| Excerpted data |
-- BEGIN --

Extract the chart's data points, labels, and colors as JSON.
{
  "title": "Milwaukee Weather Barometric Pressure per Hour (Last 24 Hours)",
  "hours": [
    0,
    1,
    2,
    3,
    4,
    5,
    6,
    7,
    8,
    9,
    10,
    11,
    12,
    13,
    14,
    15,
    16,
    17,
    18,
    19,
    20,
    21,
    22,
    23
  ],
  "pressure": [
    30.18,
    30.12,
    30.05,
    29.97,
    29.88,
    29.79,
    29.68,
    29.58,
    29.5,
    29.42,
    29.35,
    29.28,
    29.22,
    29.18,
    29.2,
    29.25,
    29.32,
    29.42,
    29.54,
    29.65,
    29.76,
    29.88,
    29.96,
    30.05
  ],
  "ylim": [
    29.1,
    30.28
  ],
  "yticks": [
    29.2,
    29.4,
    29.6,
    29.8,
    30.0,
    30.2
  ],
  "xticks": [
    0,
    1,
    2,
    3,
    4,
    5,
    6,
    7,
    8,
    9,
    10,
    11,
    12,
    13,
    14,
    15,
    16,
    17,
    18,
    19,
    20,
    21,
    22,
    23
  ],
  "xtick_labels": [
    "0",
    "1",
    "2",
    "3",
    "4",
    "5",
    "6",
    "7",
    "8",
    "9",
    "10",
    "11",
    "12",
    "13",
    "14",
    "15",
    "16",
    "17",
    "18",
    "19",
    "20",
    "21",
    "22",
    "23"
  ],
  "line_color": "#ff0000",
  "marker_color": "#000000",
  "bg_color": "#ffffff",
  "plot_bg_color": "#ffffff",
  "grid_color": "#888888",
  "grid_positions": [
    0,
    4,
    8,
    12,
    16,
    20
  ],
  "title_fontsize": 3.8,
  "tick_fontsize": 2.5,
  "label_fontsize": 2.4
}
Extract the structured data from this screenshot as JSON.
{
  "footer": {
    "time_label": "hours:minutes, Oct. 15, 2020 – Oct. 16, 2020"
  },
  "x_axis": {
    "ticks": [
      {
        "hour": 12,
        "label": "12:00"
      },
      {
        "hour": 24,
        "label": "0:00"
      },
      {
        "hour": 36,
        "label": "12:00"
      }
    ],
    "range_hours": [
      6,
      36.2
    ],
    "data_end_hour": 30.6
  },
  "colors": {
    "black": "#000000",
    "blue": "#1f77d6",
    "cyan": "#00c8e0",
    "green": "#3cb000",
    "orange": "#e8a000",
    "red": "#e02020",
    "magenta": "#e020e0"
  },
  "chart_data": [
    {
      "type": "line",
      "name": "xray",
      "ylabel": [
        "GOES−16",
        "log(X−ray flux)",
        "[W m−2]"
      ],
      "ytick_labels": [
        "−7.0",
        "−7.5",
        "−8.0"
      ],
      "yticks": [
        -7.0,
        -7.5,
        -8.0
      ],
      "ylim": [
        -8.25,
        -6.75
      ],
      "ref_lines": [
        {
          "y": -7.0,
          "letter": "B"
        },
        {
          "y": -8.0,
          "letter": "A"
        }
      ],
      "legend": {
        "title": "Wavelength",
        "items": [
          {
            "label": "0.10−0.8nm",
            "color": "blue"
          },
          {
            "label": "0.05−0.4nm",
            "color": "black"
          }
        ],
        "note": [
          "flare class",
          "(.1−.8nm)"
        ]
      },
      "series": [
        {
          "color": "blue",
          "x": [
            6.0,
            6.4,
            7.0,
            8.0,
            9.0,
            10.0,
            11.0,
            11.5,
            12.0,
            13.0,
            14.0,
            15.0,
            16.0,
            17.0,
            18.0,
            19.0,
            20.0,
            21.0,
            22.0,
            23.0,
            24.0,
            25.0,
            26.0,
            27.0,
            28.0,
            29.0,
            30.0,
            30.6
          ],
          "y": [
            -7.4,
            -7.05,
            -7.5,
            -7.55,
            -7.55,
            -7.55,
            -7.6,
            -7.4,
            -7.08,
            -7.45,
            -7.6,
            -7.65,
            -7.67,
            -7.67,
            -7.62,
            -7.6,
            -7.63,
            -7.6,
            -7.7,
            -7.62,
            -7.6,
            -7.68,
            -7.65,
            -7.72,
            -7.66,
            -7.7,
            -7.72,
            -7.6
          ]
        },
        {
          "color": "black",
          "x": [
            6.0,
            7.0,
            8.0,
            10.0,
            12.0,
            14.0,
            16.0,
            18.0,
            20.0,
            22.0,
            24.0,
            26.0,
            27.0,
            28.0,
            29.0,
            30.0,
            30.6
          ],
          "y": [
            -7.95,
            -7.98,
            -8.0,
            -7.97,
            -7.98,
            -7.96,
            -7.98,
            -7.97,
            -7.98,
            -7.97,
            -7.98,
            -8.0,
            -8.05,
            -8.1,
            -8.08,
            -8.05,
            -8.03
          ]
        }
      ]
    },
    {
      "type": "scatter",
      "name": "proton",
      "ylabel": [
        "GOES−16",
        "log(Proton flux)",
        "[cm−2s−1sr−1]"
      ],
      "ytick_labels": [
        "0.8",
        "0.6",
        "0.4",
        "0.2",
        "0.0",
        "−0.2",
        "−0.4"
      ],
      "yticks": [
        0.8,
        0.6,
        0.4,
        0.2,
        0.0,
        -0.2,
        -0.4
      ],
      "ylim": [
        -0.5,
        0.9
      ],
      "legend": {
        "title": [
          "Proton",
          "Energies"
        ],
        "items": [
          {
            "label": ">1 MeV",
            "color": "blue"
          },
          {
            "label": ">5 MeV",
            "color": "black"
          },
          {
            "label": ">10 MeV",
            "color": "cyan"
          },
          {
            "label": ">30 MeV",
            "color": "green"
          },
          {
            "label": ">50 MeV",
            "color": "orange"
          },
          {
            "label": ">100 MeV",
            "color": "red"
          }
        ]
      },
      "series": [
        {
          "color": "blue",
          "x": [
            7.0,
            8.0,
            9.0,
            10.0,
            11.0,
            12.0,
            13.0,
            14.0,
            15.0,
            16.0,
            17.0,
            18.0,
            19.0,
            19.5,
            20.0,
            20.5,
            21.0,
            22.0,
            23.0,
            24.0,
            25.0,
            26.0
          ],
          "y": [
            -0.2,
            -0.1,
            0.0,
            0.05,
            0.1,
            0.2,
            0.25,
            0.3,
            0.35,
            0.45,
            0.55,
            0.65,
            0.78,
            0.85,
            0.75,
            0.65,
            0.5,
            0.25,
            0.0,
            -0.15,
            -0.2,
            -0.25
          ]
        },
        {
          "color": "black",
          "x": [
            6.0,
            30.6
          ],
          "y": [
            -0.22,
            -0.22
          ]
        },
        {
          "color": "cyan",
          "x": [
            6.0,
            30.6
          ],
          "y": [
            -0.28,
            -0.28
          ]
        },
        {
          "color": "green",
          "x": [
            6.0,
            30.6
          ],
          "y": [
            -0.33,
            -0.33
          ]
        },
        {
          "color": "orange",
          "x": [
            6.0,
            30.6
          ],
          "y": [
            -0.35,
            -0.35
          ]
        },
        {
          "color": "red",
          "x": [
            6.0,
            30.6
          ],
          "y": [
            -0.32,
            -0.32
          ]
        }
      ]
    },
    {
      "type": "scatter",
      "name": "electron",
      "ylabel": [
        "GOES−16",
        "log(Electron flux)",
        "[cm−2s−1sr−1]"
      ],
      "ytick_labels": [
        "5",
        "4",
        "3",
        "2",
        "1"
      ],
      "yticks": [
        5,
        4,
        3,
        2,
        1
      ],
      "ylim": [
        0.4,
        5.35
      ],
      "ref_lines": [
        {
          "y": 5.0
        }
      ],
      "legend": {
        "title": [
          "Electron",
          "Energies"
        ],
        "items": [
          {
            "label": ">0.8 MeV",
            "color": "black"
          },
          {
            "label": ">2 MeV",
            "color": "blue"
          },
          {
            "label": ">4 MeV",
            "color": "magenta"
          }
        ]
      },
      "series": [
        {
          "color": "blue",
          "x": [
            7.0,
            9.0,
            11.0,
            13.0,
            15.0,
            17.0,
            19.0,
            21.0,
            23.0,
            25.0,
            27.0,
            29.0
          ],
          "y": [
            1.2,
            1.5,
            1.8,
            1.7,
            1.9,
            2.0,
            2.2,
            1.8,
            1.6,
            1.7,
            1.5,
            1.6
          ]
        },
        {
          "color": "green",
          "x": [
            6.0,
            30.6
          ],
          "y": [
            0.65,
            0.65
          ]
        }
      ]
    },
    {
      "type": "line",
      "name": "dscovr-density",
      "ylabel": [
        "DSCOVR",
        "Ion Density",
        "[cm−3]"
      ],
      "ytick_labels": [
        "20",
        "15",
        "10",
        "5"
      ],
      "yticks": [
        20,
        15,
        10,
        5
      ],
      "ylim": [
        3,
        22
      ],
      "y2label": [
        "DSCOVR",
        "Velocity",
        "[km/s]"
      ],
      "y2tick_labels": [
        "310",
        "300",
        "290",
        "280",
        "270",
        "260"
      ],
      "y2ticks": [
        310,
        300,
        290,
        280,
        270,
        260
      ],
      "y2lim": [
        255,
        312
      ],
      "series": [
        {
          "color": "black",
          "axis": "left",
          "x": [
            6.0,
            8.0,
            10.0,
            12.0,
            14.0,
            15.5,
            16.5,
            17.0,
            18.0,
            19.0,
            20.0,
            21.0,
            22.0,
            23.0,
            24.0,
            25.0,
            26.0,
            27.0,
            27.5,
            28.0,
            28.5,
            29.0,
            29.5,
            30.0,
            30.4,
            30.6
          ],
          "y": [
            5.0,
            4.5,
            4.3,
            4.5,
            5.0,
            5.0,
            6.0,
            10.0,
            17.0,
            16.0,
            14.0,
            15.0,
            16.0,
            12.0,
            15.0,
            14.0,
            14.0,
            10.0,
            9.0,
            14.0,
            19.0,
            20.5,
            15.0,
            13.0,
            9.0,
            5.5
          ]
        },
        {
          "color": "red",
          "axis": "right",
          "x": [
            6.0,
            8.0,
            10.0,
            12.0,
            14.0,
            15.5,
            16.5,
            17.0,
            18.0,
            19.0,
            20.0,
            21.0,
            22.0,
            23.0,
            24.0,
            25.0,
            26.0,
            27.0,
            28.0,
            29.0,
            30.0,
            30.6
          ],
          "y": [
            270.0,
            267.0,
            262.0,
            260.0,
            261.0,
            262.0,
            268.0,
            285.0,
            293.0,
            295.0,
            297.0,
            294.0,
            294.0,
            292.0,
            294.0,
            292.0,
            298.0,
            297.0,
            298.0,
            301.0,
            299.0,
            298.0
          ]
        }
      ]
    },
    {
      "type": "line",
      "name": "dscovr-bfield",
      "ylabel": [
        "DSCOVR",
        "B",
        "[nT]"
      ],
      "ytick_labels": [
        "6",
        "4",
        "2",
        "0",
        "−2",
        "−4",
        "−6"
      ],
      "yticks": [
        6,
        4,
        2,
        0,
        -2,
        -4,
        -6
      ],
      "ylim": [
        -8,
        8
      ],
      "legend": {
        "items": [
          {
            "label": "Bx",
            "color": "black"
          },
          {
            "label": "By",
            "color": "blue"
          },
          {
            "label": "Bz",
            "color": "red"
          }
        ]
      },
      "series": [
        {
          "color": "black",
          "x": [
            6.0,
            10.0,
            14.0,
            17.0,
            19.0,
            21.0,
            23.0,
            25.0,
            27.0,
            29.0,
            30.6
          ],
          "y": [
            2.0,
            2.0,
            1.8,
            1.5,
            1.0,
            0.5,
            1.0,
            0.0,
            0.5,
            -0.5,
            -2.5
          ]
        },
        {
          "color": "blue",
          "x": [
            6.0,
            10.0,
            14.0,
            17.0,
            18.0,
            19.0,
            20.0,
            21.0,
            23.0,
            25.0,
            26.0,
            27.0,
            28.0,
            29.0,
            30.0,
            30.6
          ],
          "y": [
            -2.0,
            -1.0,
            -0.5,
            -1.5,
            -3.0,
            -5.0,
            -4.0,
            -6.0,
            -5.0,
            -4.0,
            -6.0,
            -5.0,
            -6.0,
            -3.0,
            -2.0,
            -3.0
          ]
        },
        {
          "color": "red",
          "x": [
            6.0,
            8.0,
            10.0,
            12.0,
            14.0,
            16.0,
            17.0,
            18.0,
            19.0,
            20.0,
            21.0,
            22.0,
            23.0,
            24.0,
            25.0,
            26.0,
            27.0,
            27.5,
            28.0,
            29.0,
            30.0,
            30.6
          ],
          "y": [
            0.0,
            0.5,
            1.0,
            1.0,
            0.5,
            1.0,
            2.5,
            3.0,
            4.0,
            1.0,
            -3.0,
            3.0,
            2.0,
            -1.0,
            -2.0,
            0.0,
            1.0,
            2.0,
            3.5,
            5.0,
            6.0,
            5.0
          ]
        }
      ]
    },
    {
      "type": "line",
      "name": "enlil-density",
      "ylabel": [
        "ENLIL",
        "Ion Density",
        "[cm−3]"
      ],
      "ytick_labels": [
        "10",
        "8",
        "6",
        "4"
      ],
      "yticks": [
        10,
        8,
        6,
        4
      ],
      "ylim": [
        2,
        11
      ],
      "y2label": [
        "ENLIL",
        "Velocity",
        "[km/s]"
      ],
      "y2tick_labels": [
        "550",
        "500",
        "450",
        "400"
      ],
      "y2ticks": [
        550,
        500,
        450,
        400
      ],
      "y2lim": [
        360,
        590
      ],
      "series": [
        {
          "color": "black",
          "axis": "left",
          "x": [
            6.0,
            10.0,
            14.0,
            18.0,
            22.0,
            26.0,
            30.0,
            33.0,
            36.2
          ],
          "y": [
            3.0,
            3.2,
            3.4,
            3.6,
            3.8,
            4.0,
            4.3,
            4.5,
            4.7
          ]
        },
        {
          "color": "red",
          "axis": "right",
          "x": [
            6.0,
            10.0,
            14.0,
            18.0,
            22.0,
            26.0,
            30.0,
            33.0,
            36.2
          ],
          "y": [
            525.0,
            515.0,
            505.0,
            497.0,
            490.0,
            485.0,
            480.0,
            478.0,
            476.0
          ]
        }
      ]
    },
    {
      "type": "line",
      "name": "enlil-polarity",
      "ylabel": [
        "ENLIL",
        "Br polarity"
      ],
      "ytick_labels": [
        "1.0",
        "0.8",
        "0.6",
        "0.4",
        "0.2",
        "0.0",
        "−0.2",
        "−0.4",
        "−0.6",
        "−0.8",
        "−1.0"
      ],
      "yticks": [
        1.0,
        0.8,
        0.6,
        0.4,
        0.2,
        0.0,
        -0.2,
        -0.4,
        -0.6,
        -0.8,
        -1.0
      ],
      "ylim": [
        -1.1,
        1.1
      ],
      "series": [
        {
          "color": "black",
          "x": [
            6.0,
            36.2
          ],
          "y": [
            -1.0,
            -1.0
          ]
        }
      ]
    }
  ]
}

-- END --

Determine the number of lines in the listing that hold the word "ffffff", and supply that number and nothing further.

2